**** The records ****

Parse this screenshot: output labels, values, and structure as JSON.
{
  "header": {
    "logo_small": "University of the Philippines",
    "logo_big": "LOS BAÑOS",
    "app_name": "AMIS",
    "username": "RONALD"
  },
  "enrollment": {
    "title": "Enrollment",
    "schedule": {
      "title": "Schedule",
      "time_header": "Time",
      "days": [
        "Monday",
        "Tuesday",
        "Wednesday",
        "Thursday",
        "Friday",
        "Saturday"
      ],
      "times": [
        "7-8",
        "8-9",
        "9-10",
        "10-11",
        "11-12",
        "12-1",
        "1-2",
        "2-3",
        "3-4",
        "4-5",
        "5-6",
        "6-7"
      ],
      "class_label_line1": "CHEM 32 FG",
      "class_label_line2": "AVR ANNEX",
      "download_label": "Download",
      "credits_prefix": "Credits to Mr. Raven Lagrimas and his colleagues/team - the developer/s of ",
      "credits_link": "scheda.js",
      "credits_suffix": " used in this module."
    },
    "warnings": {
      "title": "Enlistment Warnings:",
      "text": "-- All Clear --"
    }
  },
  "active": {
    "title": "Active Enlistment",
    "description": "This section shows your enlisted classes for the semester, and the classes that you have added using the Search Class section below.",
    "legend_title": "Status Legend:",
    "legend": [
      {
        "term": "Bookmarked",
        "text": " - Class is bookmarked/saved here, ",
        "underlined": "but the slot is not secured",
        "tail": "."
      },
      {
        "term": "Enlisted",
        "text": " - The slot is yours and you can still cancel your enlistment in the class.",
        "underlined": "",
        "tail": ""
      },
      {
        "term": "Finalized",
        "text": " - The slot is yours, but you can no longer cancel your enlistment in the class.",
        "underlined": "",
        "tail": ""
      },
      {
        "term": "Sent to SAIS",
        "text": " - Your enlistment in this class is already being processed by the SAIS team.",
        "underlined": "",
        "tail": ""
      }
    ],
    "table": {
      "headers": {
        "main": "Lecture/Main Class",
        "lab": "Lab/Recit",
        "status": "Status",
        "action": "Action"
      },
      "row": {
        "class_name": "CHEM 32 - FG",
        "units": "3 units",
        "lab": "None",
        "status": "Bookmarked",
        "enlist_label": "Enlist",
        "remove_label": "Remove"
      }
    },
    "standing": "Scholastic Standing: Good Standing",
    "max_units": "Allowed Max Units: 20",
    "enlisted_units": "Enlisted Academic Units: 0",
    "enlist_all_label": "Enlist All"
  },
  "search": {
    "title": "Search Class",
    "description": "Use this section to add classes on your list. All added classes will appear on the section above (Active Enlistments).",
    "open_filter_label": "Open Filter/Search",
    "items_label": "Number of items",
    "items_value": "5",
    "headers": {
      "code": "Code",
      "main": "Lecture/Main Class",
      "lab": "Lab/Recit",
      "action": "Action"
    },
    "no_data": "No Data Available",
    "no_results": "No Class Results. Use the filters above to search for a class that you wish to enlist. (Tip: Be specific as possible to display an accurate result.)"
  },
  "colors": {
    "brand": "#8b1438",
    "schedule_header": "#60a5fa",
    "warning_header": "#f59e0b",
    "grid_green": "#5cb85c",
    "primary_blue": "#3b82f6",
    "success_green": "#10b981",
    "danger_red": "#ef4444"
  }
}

****

Repeat each record in full; every line must match exactly.

## In response
Parse this screenshot: output labels, values, and structure as JSON.
{
  "header": {
    "logo_small": "University of the Philippines",
    "logo_big": "LOS BAÑOS",
    "app_name": "AMIS",
    "username": "RONALD"
  },
  "enrollment": {
    "title": "Enrollment",
    "schedule": {
      "title": "Schedule",
      "time_header": "Time",
      "days": [
        "Monday",
        "Tuesday",
        "Wednesday",
        "Thursday",
        "Friday",
        "Saturday"
      ],
      "times": [
        "7-8",
        "8-9",
        "9-10",
        "10-11",
        "11-12",
        "12-1",
        "1-2",
        "2-3",
        "3-4",
        "4-5",
        "5-6",
        "6-7"
      ],
      "class_label_line1": "CHEM 32 FG",
      "class_label_line2": "AVR ANNEX",
      "download_label": "Download",
      "credits_prefix": "Credits to Mr. Raven Lagrimas and his colleagues/team - the developer/s of ",
      "credits_link": "scheda.js",
      "credits_suffix": " used in this module."
    },
    "warnings": {
      "title": "Enlistment Warnings:",
      "text": "-- All Clear --"
    }
  },
  "active": {
    "title": "Active Enlistment",
    "description": "This section shows your enlisted classes for the semester, and the classes that you have added using the Search Class section below.",
    "legend_title": "Status Legend:",
    "legend": [
      {
        "term": "Bookmarked",
        "text": " - Class is bookmarked/saved here, ",
        "underlined": "but the slot is not secured",
        "tail": "."
      },
      {
        "term": "Enlisted",
        "text": " - The slot is yours and you can still cancel your enlistment in the class.",
        "underlined": "",
        "tail": ""
      },
      {
        "term": "Finalized",
        "text": " - The slot is yours, but you can no longer cancel your enlistment in the class.",
        "underlined": "",
        "tail": ""
      },
      {
        "term": "Sent to SAIS",
        "text": " - Your enlistment in this class is already being processed by the SAIS team.",
        "underlined": "",
        "tail": ""
      }
    ],
    "table": {
      "headers": {
        "main": "Lecture/Main Class",
        "lab": "Lab/Recit",
        "status": "Status",
        "action": "Action"
      },
      "row": {
        "class_name": "CHEM 32 - FG",
        "units": "3 units",
        "lab": "None",
        "status": "Bookmarked",
        "enlist_label": "Enlist",
        "remove_label": "Remove"
      }
    },
    "standing": "Scholastic Standing: Good Standing",
    "max_units": "Allowed Max Units: 20",
    "enlisted_units": "Enlisted Academic Units: 0",
    "enlist_all_label": "Enlist All"
  },
  "search": {
    "title": "Search Class",
    "description": "Use this section to add classes on your list. All added classes will appear on the section above (Active Enlistments).",
    "open_filter_label": "Open Filter/Search",
    "items_label": "Number of items",
    "items_value": "5",
    "headers": {
      "code": "Code",
      "main": "Lecture/Main Class",
      "lab": "Lab/Recit",
      "action": "Action"
    },
    "no_data": "No Data Available",
    "no_results": "No Class Results. Use the filters above to search for a class that you wish to enlist. (Tip: Be specific as possible to display an accurate result.)"
  },
  "colors": {
    "brand": "#8b1438",
    "schedule_header": "#60a5fa",
    "warning_header": "#f59e0b",
    "grid_green": "#5cb85c",
    "primary_blue": "#3b82f6",
    "success_green": "#10b981",
    "danger_red": "#ef4444"
  }
}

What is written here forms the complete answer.